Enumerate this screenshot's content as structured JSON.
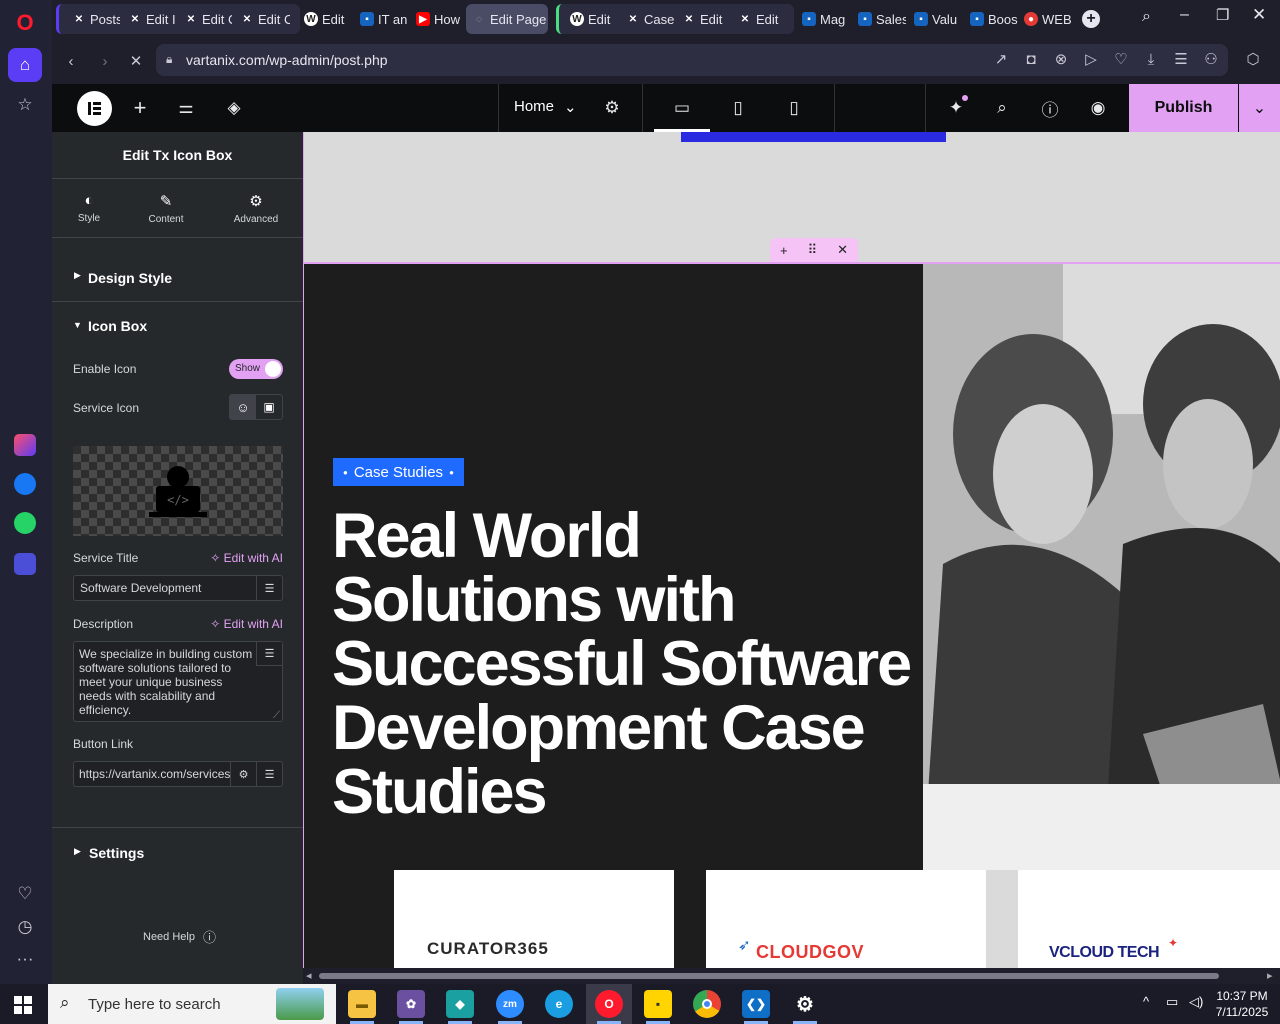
{
  "browser": {
    "tabs": [
      {
        "label": "Posts"
      },
      {
        "label": "Edit I"
      },
      {
        "label": "Edit C"
      },
      {
        "label": "Edit C"
      },
      {
        "label": "Edit"
      },
      {
        "label": "IT an"
      },
      {
        "label": "How"
      },
      {
        "label": "Edit Page"
      },
      {
        "label": "Edit"
      },
      {
        "label": "Case"
      },
      {
        "label": "Edit"
      },
      {
        "label": "Edit"
      },
      {
        "label": "Mag"
      },
      {
        "label": "Sales"
      },
      {
        "label": "Valu"
      },
      {
        "label": "Boos"
      },
      {
        "label": "WEB"
      }
    ],
    "url": "vartanix.com/wp-admin/post.php"
  },
  "elementor_top": {
    "page_selector": "Home",
    "publish_label": "Publish"
  },
  "panel": {
    "title": "Edit Tx Icon Box",
    "tabs": [
      {
        "label": "Style"
      },
      {
        "label": "Content"
      },
      {
        "label": "Advanced"
      }
    ],
    "design_style": "Design Style",
    "icon_box": "Icon Box",
    "enable_icon_label": "Enable Icon",
    "toggle_text": "Show",
    "service_icon_label": "Service Icon",
    "service_title_label": "Service Title",
    "edit_with_ai": "Edit with AI",
    "service_title_value": "Software Development",
    "description_label": "Description",
    "description_value": "We specialize in building custom software solutions tailored to meet your unique business needs with scalability and efficiency.",
    "button_link_label": "Button Link",
    "button_link_value": "https://vartanix.com/services",
    "settings": "Settings",
    "need_help": "Need Help"
  },
  "canvas": {
    "badge": "Case Studies",
    "headline_lines": [
      "Real World",
      "Solutions with",
      "Successful Software",
      "Development Case",
      "Studies"
    ],
    "logos": [
      {
        "name": "CURATOR365"
      },
      {
        "name": "CLOUDGOV"
      },
      {
        "name": "VCLOUD TECH"
      }
    ]
  },
  "taskbar": {
    "search_placeholder": "Type here to search",
    "time": "10:37 PM",
    "date": "7/11/2025"
  },
  "colors": {
    "accent_pink": "#e2a1f3",
    "badge_blue": "#1f6bff",
    "hero_dark": "#1d1d1d"
  }
}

◇ ◇ ◇ ◇

▸ DIRECTIVE:
Show every line of the records above that contains the word "vartanix".

▸ COMPLETED TASK:
    "url": "vartanix.com/wp-admin/post.php"
    "button_link_value": "https://vartanix.com/services",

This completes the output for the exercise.